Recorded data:
— start —
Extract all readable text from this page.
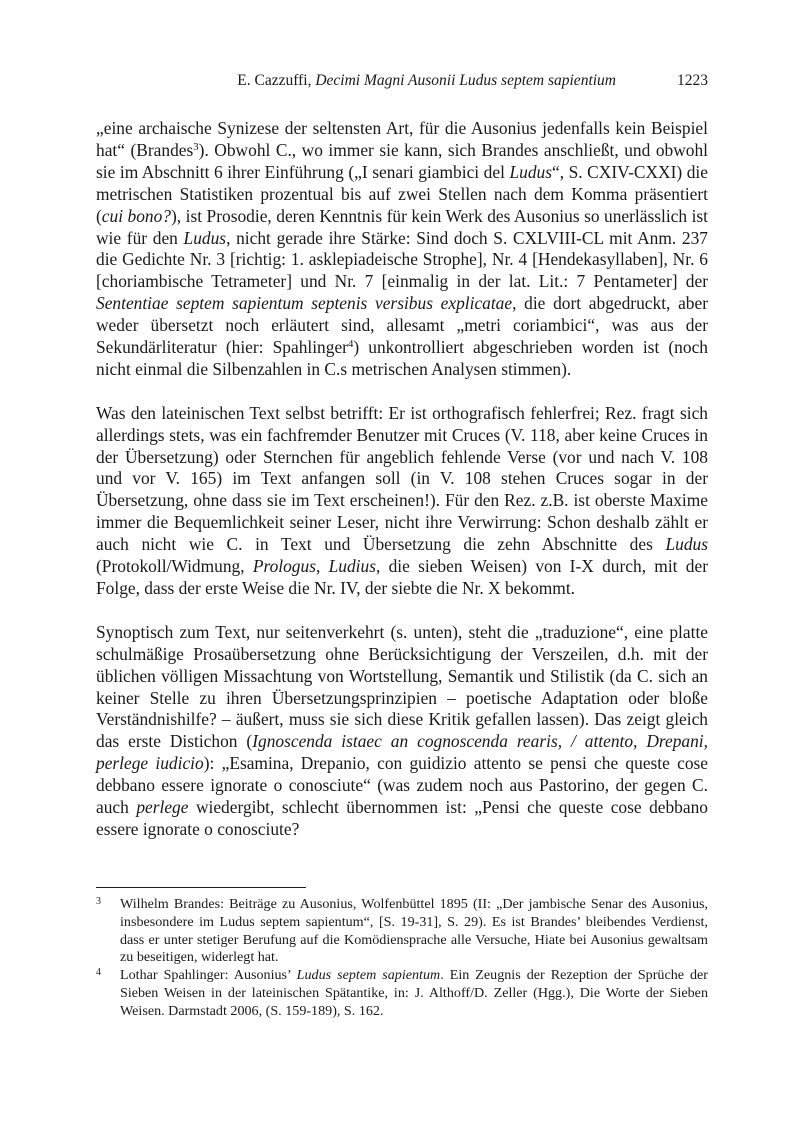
E. Cazzuffi, Decimi Magni Ausonii Ludus septem sapientium	1223

„eine archaische Synizese der seltensten Art, für die Ausonius jedenfalls kein Beispiel hat“ (Brandes$^3$). Obwohl C., wo immer sie kann, sich Brandes anschließt, und obwohl sie im Abschnitt 6 ihrer Einführung („I senari giambici del Ludus“, S. CXIV-CXXI) die metrischen Statistiken prozentual bis auf zwei Stellen nach dem Komma präsentiert (cui bono?), ist Prosodie, deren Kenntnis für kein Werk des Ausonius so unerlässlich ist wie für den Ludus, nicht gerade ihre Stärke: Sind doch S. CXLVIII-CL mit Anm. 237 die Gedichte Nr. 3 [richtig: 1. asklepiadeische Strophe], Nr. 4 [Hendekasyllaben], Nr. 6 [choriambische Tetrameter] und Nr. 7 [einmalig in der lat. Lit.: 7 Pentameter] der Sententiae septem sapientum septenis versibus explicatae, die dort abgedruckt, aber weder übersetzt noch erläutert sind, allesamt „metri coriambici“, was aus der Sekundärliteratur (hier: Spahlinger$^4$) unkontrolliert abgeschrieben worden ist (noch nicht einmal die Silbenzahlen in C.s metrischen Analysen stimmen).

Was den lateinischen Text selbst betrifft: Er ist orthografisch fehlerfrei; Rez. fragt sich allerdings stets, was ein fachfremder Benutzer mit Cruces (V. 118, aber keine Cruces in der Übersetzung) oder Sternchen für angeblich fehlende Verse (vor und nach V. 108 und vor V. 165) im Text anfangen soll (in V. 108 stehen Cruces sogar in der Übersetzung, ohne dass sie im Text erscheinen!). Für den Rez. z.B. ist oberste Maxime immer die Bequemlichkeit seiner Leser, nicht ihre Verwirrung: Schon deshalb zählt er auch nicht wie C. in Text und Übersetzung die zehn Abschnitte des Ludus (Protokoll/Widmung, Prologus, Ludius, die sieben Weisen) von I-X durch, mit der Folge, dass der erste Weise die Nr. IV, der siebte die Nr. X bekommt.

Synoptisch zum Text, nur seitenverkehrt (s. unten), steht die „traduzione“, eine platte schulmäßige Prosaübersetzung ohne Berücksichtigung der Verszeilen, d.h. mit der üblichen völligen Missachtung von Wortstellung, Semantik und Stilistik (da C. sich an keiner Stelle zu ihren Übersetzungsprinzipien – poetische Adaptation oder bloße Verständnishilfe? – äußert, muss sie sich diese Kritik gefallen lassen). Das zeigt gleich das erste Distichon (Ignoscenda istaec an cognoscenda rearis, / attento, Drepani, perlege iudicio): „Esamina, Drepanio, con guidizio attento se pensi che queste cose debbano essere ignorate o conosciute“ (was zudem noch aus Pastorino, der gegen C. auch perlege wiedergibt, schlecht übernommen ist: „Pensi che queste cose debbano essere ignorate o conosciute?

3 Wilhelm Brandes: Beiträge zu Ausonius, Wolfenbüttel 1895 (II: „Der jambische Senar des Ausonius, insbesondere im Ludus septem sapientum“, [S. 19-31], S. 29). Es ist Brandes’ bleibendes Verdienst, dass er unter stetiger Berufung auf die Komödiensprache alle Versuche, Hiate bei Ausonius gewaltsam zu beseitigen, widerlegt hat.
4 Lothar Spahlinger: Ausonius’ Ludus septem sapientum. Ein Zeugnis der Rezeption der Sprüche der Sieben Weisen in der lateinischen Spätantike, in: J. Althoff/D. Zeller (Hgg.), Die Worte der Sieben Weisen. Darmstadt 2006, (S. 159-189), S. 162.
— end —
## Objective
Output the records above exactly as they are, leaving out the pictures.

## Result of the exercise
Extract all readable text from this page.
E. Cazzuffi, Decimi Magni Ausonii Ludus septem sapientium	1223

„eine archaische Synizese der seltensten Art, für die Ausonius jedenfalls kein Beispiel hat“ (Brandes$^3$). Obwohl C., wo immer sie kann, sich Brandes anschließt, und obwohl sie im Abschnitt 6 ihrer Einführung („I senari giambici del Ludus“, S. CXIV-CXXI) die metrischen Statistiken prozentual bis auf zwei Stellen nach dem Komma präsentiert (cui bono?), ist Prosodie, deren Kenntnis für kein Werk des Ausonius so unerlässlich ist wie für den Ludus, nicht gerade ihre Stärke: Sind doch S. CXLVIII-CL mit Anm. 237 die Gedichte Nr. 3 [richtig: 1. asklepiadeische Strophe], Nr. 4 [Hendekasyllaben], Nr. 6 [choriambische Tetrameter] und Nr. 7 [einmalig in der lat. Lit.: 7 Pentameter] der Sententiae septem sapientum septenis versibus explicatae, die dort abgedruckt, aber weder übersetzt noch erläutert sind, allesamt „metri coriambici“, was aus der Sekundärliteratur (hier: Spahlinger$^4$) unkontrolliert abgeschrieben worden ist (noch nicht einmal die Silbenzahlen in C.s metrischen Analysen stimmen).

Was den lateinischen Text selbst betrifft: Er ist orthografisch fehlerfrei; Rez. fragt sich allerdings stets, was ein fachfremder Benutzer mit Cruces (V. 118, aber keine Cruces in der Übersetzung) oder Sternchen für angeblich fehlende Verse (vor und nach V. 108 und vor V. 165) im Text anfangen soll (in V. 108 stehen Cruces sogar in der Übersetzung, ohne dass sie im Text erscheinen!). Für den Rez. z.B. ist oberste Maxime immer die Bequemlichkeit seiner Leser, nicht ihre Verwirrung: Schon deshalb zählt er auch nicht wie C. in Text und Übersetzung die zehn Abschnitte des Ludus (Protokoll/Widmung, Prologus, Ludius, die sieben Weisen) von I-X durch, mit der Folge, dass der erste Weise die Nr. IV, der siebte die Nr. X bekommt.

Synoptisch zum Text, nur seitenverkehrt (s. unten), steht die „traduzione“, eine platte schulmäßige Prosaübersetzung ohne Berücksichtigung der Verszeilen, d.h. mit der üblichen völligen Missachtung von Wortstellung, Semantik und Stilistik (da C. sich an keiner Stelle zu ihren Übersetzungsprinzipien – poetische Adaptation oder bloße Verständnishilfe? – äußert, muss sie sich diese Kritik gefallen lassen). Das zeigt gleich das erste Distichon (Ignoscenda istaec an cognoscenda rearis, / attento, Drepani, perlege iudicio): „Esamina, Drepanio, con guidizio attento se pensi che queste cose debbano essere ignorate o conosciute“ (was zudem noch aus Pastorino, der gegen C. auch perlege wiedergibt, schlecht übernommen ist: „Pensi che queste cose debbano essere ignorate o conosciute?

3 Wilhelm Brandes: Beiträge zu Ausonius, Wolfenbüttel 1895 (II: „Der jambische Senar des Ausonius, insbesondere im Ludus septem sapientum“, [S. 19-31], S. 29). Es ist Brandes’ bleibendes Verdienst, dass er unter stetiger Berufung auf die Komödiensprache alle Versuche, Hiate bei Ausonius gewaltsam zu beseitigen, widerlegt hat.
4 Lothar Spahlinger: Ausonius’ Ludus septem sapientum. Ein Zeugnis der Rezeption der Sprüche der Sieben Weisen in der lateinischen Spätantike, in: J. Althoff/D. Zeller (Hgg.), Die Worte der Sieben Weisen. Darmstadt 2006, (S. 159-189), S. 162.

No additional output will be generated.